§ **Short task**
Copy every line of the data in which the word "ἀκρόπο" occurs.
>> START
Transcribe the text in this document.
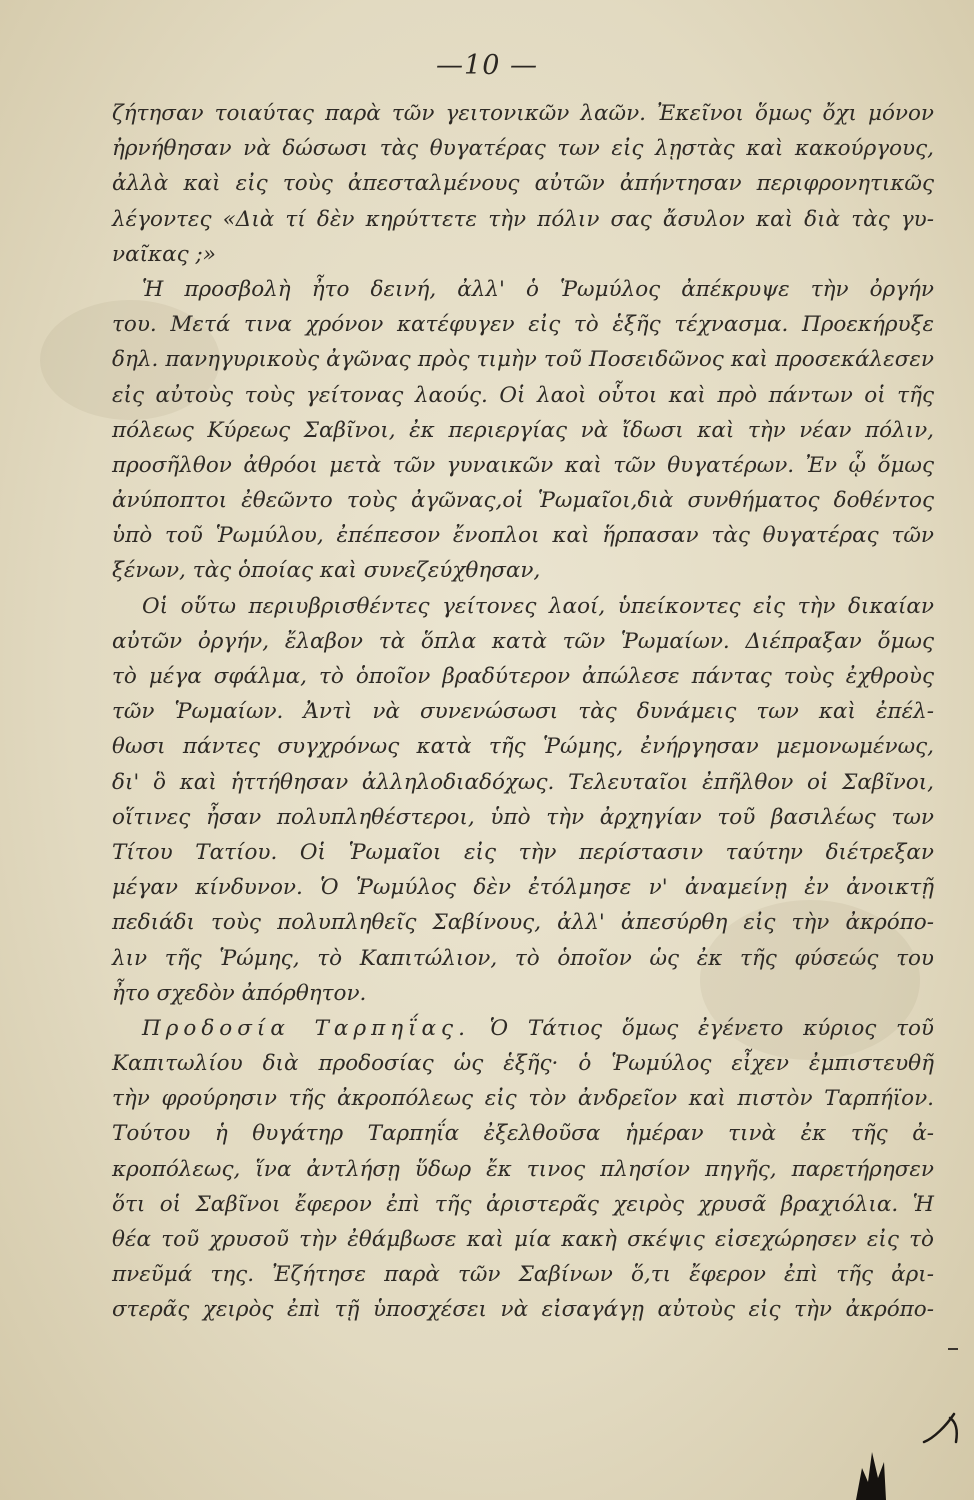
—10 —
ζήτησαν τοιαύτας παρὰ τῶν γειτονικῶν λαῶν. Ἐκεῖνοι ὅμως ὄχι μόνον
ἠρνήθησαν νὰ δώσωσι τὰς θυγατέρας των εἰς λῃστὰς καὶ κακούργους,
ἀλλὰ καὶ εἰς τοὺς ἀπεσταλμένους αὐτῶν ἀπήντησαν περιφρονητικῶς
λέγοντες «Διὰ τί δὲν κηρύττετε τὴν πόλιν σας ἄσυλον καὶ διὰ τὰς γυ-
ναῖκας ;»
Ἡ προσβολὴ ἦτο δεινή, ἀλλ' ὁ Ῥωμύλος ἀπέκρυψε τὴν ὀργήν
του. Μετά τινα χρόνον κατέφυγεν εἰς τὸ ἑξῆς τέχνασμα. Προεκήρυξε
δηλ. πανηγυρικοὺς ἀγῶνας πρὸς τιμὴν τοῦ Ποσειδῶνος καὶ προσεκάλεσεν
εἰς αὐτοὺς τοὺς γείτονας λαούς. Οἱ λαοὶ οὗτοι καὶ πρὸ πάντων οἱ τῆς
πόλεως Κύρεως Σαβῖνοι, ἐκ περιεργίας νὰ ἴδωσι καὶ τὴν νέαν πόλιν,
προσῆλθον ἀθρόοι μετὰ τῶν γυναικῶν καὶ τῶν θυγατέρων. Ἐν ᾧ ὅμως
ἀνύποπτοι ἐθεῶντο τοὺς ἀγῶνας,οἱ Ῥωμαῖοι,διὰ συνθήματος δοθέντος
ὑπὸ τοῦ Ῥωμύλου, ἐπέπεσον ἔνοπλοι καὶ ἥρπασαν τὰς θυγατέρας τῶν
ξένων, τὰς ὁποίας καὶ συνεζεύχθησαν,
Οἱ οὕτω περιυβρισθέντες γείτονες λαοί, ὑπείκοντες εἰς τὴν δικαίαν
αὐτῶν ὀργήν, ἔλαβον τὰ ὅπλα κατὰ τῶν Ῥωμαίων. Διέπραξαν ὅμως
τὸ μέγα σφάλμα, τὸ ὁποῖον βραδύτερον ἀπώλεσε πάντας τοὺς ἐχθροὺς
τῶν Ῥωμαίων. Ἀντὶ νὰ συνενώσωσι τὰς δυνάμεις των καὶ ἐπέλ-
θωσι πάντες συγχρόνως κατὰ τῆς Ῥώμης, ἐνήργησαν μεμονωμένως,
δι' ὃ καὶ ἡττήθησαν ἀλληλοδιαδόχως. Τελευταῖοι ἐπῆλθον οἱ Σαβῖνοι,
οἵτινες ἦσαν πολυπληθέστεροι, ὑπὸ τὴν ἀρχηγίαν τοῦ βασιλέως των
Τίτου Τατίου. Οἱ Ῥωμαῖοι εἰς τὴν περίστασιν ταύτην διέτρεξαν
μέγαν κίνδυνον. Ὁ Ῥωμύλος δὲν ἐτόλμησε ν' ἀναμείνῃ ἐν ἀνοικτῇ
πεδιάδι τοὺς πολυπληθεῖς Σαβίνους, ἀλλ' ἀπεσύρθη εἰς τὴν ἀκρόπο-
λιν τῆς Ῥώμης, τὸ Καπιτώλιον, τὸ ὁποῖον ὡς ἐκ τῆς φύσεώς του
ἦτο σχεδὸν ἀπόρθητον.
Προδοσία Ταρπηΐας. Ὁ Τάτιος ὅμως ἐγένετο κύριος τοῦ
Καπιτωλίου διὰ προδοσίας ὡς ἑξῆς· ὁ Ῥωμύλος εἶχεν ἐμπιστευθῆ
τὴν φρούρησιν τῆς ἀκροπόλεως εἰς τὸν ἀνδρεῖον καὶ πιστὸν Ταρπήϊον.
Τούτου ἡ θυγάτηρ Ταρπηΐα ἐξελθοῦσα ἡμέραν τινὰ ἐκ τῆς ἀ-
κροπόλεως, ἵνα ἀντλήσῃ ὕδωρ ἔκ τινος πλησίον πηγῆς, παρετήρησεν
ὅτι οἱ Σαβῖνοι ἔφερον ἐπὶ τῆς ἀριστερᾶς χειρὸς χρυσᾶ βραχιόλια. Ἡ
θέα τοῦ χρυσοῦ τὴν ἐθάμβωσε καὶ μία κακὴ σκέψις εἰσεχώρησεν εἰς τὸ
πνεῦμά της. Ἐζήτησε παρὰ τῶν Σαβίνων ὅ,τι ἔφερον ἐπὶ τῆς ἀρι-
στερᾶς χειρὸς ἐπὶ τῇ ὑποσχέσει νὰ εἰσαγάγῃ αὐτοὺς εἰς τὴν ἀκρόπο-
>> END
§ **The result**
πεδιάδι τοὺς πολυπληθεῖς Σαβίνους, ἀλλ' ἀπεσύρθη εἰς τὴν ἀκρόπο-
στερᾶς χειρὸς ἐπὶ τῇ ὑποσχέσει νὰ εἰσαγάγῃ αὐτοὺς εἰς τὴν ἀκρόπο-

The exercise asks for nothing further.